◆ **SHORT TASK**
Look for "ширина²" in each line of the entries, and return the matching lines.
****************
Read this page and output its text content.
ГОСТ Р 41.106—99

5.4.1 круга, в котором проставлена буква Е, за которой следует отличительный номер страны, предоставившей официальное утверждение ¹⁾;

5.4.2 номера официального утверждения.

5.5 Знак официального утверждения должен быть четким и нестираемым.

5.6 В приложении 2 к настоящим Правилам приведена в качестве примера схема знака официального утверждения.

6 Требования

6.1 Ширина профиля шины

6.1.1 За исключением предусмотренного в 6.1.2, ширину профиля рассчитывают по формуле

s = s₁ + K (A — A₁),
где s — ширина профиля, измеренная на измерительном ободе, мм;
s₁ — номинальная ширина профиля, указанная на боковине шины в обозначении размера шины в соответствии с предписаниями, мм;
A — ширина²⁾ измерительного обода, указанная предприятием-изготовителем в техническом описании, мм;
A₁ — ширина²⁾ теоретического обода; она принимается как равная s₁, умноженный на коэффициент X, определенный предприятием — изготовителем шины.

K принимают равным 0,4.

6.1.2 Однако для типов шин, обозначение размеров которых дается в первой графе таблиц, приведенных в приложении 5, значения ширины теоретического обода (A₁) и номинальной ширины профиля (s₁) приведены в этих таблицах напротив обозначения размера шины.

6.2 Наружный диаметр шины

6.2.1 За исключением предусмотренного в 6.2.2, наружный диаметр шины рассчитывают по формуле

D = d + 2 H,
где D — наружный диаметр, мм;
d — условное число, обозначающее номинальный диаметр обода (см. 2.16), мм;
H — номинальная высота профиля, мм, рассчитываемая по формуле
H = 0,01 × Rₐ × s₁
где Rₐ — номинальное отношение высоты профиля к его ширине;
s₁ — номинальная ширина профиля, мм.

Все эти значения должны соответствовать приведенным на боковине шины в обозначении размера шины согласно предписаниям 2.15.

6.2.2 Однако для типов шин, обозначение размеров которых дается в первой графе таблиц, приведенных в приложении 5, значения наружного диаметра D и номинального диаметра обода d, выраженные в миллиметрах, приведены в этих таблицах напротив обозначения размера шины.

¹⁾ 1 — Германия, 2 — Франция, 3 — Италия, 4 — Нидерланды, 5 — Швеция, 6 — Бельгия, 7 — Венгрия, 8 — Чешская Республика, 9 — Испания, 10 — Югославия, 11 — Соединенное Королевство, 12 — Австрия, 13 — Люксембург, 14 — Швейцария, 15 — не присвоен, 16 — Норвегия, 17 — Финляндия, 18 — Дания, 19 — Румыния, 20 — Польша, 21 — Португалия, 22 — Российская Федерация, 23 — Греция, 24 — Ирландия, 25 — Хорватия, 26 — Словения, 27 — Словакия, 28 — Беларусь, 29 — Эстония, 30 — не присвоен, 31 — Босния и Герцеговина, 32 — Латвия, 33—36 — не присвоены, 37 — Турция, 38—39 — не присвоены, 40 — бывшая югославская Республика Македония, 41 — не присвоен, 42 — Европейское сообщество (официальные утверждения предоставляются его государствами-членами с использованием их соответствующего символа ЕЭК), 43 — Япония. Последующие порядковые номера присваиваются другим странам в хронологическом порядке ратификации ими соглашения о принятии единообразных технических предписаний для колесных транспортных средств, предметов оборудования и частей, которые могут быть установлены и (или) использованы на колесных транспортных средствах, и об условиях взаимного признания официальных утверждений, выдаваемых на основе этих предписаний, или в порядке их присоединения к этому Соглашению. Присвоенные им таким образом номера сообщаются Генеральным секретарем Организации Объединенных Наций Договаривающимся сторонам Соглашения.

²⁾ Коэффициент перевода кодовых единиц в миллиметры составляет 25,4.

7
****************
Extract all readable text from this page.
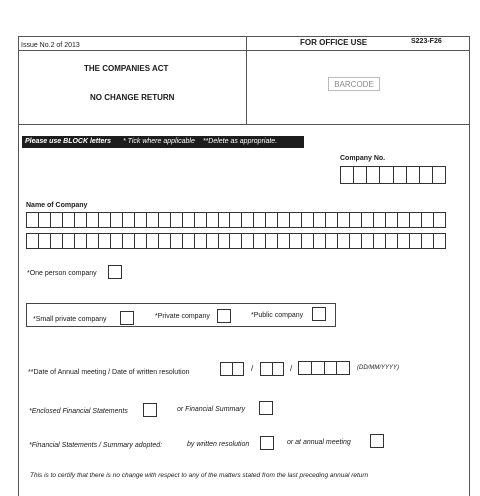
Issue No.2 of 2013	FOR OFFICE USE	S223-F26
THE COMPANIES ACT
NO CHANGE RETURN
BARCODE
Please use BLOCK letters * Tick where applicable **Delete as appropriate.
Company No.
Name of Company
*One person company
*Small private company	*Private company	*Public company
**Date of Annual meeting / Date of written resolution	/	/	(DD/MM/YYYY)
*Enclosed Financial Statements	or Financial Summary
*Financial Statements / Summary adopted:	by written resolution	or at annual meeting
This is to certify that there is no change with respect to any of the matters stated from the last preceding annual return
****************
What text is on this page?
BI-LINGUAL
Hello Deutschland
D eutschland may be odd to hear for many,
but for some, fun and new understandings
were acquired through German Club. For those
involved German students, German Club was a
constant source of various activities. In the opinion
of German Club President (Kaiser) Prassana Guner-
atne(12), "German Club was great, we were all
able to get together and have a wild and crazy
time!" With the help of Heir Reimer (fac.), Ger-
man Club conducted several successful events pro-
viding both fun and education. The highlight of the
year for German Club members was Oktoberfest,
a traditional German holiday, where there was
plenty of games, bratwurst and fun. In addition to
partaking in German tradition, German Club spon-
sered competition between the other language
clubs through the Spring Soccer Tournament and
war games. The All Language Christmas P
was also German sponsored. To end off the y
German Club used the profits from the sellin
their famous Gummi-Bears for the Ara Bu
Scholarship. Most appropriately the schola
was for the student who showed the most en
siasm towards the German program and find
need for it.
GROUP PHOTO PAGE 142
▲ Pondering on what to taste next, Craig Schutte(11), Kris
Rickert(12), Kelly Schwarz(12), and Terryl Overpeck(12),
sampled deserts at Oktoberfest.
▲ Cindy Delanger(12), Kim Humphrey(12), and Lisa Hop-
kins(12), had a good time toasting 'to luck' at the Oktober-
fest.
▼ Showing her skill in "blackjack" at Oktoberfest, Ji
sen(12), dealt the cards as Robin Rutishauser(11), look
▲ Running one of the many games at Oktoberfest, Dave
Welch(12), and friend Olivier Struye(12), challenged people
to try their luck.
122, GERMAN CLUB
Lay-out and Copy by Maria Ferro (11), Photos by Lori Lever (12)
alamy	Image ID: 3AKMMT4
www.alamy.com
****************
◆ **SOLUTION FOR THIS TASK**
A — ширина²⁾ измерительного обода, указанная предприятием-изготовителем в техническом описании, мм;
A₁ — ширина²⁾ теоретического обода; она принимается как равная s₁, умноженный на коэффициент X, определенный предприятием — изготовителем шины.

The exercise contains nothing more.